## OBJECTIVE
Pictures don't belong in the copy; print all the records exactly.

Dataset excerpt
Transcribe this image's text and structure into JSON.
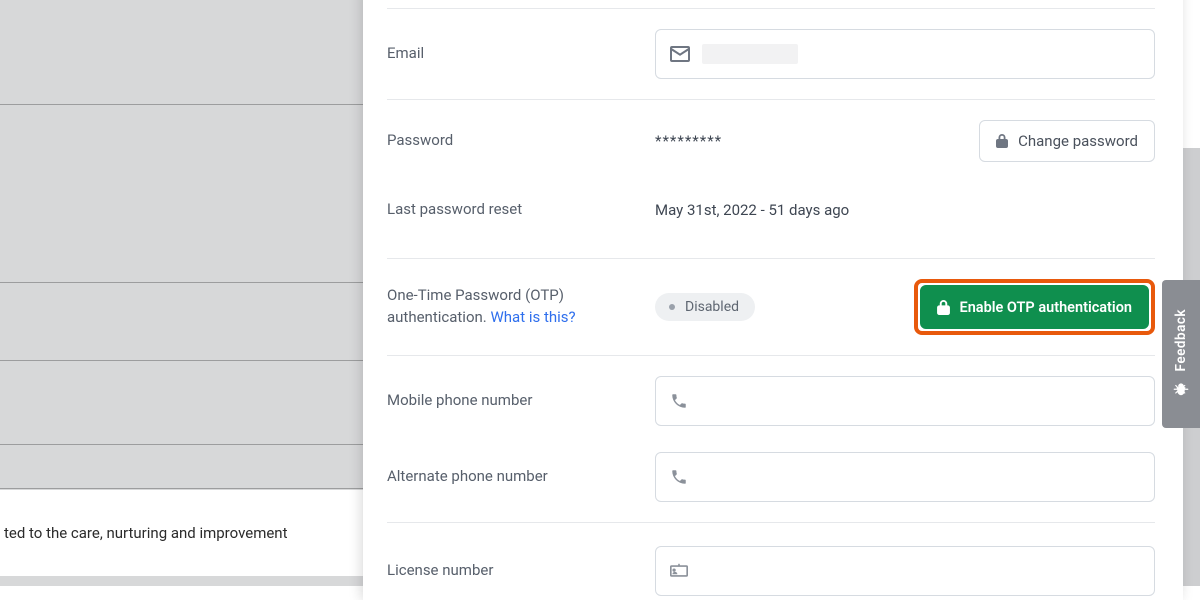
{
  "background": {
    "visible_text": "ted to the care, nurturing and improvement"
  },
  "fields": {
    "email": {
      "label": "Email",
      "value": ""
    },
    "password": {
      "label": "Password",
      "masked": "*********",
      "change_button": "Change password"
    },
    "last_reset": {
      "label": "Last password reset",
      "value": "May 31st, 2022 - 51 days ago"
    },
    "otp": {
      "label_line1": "One-Time Password (OTP)",
      "label_line2_prefix": "authentication. ",
      "help_link": "What is this?",
      "status": "Disabled",
      "enable_button": "Enable OTP authentication"
    },
    "mobile": {
      "label": "Mobile phone number",
      "value": ""
    },
    "alternate": {
      "label": "Alternate phone number",
      "value": ""
    },
    "license": {
      "label": "License number",
      "value": ""
    }
  },
  "feedback": {
    "label": "Feedback"
  }
}
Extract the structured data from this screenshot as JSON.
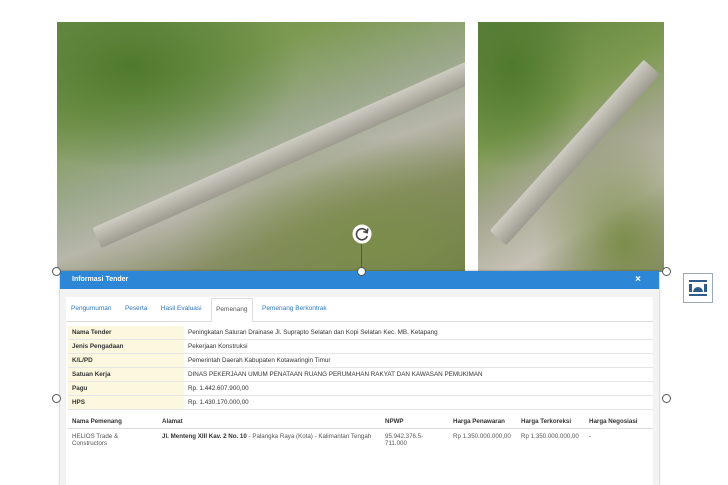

## OUTPUT OF THE EXERCISE
Transcribe this image's text and structure into JSON.
{
  "background": {
    "visible_text": "ted to the care, nurturing and improvement"
  },
  "fields": {
    "email": {
      "label": "Email",
      "value": ""
    },
    "password": {
      "label": "Password",
      "masked": "*********",
      "change_button": "Change password"
    },
    "last_reset": {
      "label": "Last password reset",
      "value": "May 31st, 2022 - 51 days ago"
    },
    "otp": {
      "label_line1": "One-Time Password (OTP)",
      "label_line2_prefix": "authentication. ",
      "help_link": "What is this?",
      "status": "Disabled",
      "enable_button": "Enable OTP authentication"
    },
    "mobile": {
      "label": "Mobile phone number",
      "value": ""
    },
    "alternate": {
      "label": "Alternate phone number",
      "value": ""
    },
    "license": {
      "label": "License number",
      "value": ""
    }
  },
  "feedback": {
    "label": "Feedback"
  }
}
Extract the structured data from this screenshot as JSON.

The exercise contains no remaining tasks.